» Extracted entries:
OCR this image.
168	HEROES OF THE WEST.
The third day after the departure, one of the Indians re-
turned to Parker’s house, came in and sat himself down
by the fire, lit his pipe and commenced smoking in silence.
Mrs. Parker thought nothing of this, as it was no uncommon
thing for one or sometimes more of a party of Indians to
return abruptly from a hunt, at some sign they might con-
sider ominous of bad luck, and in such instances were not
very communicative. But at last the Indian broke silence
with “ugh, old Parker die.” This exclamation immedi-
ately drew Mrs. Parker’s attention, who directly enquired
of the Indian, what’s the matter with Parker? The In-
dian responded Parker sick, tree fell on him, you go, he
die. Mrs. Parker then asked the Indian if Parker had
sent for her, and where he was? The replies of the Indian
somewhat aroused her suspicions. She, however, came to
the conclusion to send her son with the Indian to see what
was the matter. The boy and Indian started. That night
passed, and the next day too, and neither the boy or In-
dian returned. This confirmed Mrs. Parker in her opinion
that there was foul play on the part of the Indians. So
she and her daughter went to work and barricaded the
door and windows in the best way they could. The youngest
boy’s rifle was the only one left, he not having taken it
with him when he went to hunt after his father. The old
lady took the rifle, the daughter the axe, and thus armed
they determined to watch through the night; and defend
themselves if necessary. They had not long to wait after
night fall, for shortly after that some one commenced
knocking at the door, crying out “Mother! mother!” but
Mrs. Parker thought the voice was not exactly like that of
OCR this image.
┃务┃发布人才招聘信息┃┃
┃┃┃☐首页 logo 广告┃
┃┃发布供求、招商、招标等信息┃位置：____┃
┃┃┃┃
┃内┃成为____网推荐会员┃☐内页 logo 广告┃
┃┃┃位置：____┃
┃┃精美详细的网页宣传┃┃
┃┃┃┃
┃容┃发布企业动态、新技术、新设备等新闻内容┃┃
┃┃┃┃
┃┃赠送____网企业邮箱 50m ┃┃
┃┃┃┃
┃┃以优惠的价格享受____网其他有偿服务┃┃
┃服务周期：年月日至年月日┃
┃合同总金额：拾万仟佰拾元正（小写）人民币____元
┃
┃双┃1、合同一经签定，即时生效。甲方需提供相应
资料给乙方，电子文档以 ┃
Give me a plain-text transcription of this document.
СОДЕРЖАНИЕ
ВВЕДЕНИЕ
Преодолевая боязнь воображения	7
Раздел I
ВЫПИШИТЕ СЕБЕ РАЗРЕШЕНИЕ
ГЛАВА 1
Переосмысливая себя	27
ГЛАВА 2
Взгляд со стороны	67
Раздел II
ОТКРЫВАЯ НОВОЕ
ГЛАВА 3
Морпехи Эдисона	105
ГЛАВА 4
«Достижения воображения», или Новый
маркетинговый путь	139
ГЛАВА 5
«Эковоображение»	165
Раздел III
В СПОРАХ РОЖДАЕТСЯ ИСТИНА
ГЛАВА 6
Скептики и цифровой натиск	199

» What is required:
Give again only the lines starting at the one that contains "Give me a plain-text" and running to the end of the data.

» Output for this task:
Give me a plain-text transcription of this document.
СОДЕРЖАНИЕ
ВВЕДЕНИЕ
Преодолевая боязнь воображения	7
Раздел I
ВЫПИШИТЕ СЕБЕ РАЗРЕШЕНИЕ
ГЛАВА 1
Переосмысливая себя	27
ГЛАВА 2
Взгляд со стороны	67
Раздел II
ОТКРЫВАЯ НОВОЕ
ГЛАВА 3
Морпехи Эдисона	105
ГЛАВА 4
«Достижения воображения», или Новый
маркетинговый путь	139
ГЛАВА 5
«Эковоображение»	165
Раздел III
В СПОРАХ РОЖДАЕТСЯ ИСТИНА
ГЛАВА 6
Скептики и цифровой натиск	199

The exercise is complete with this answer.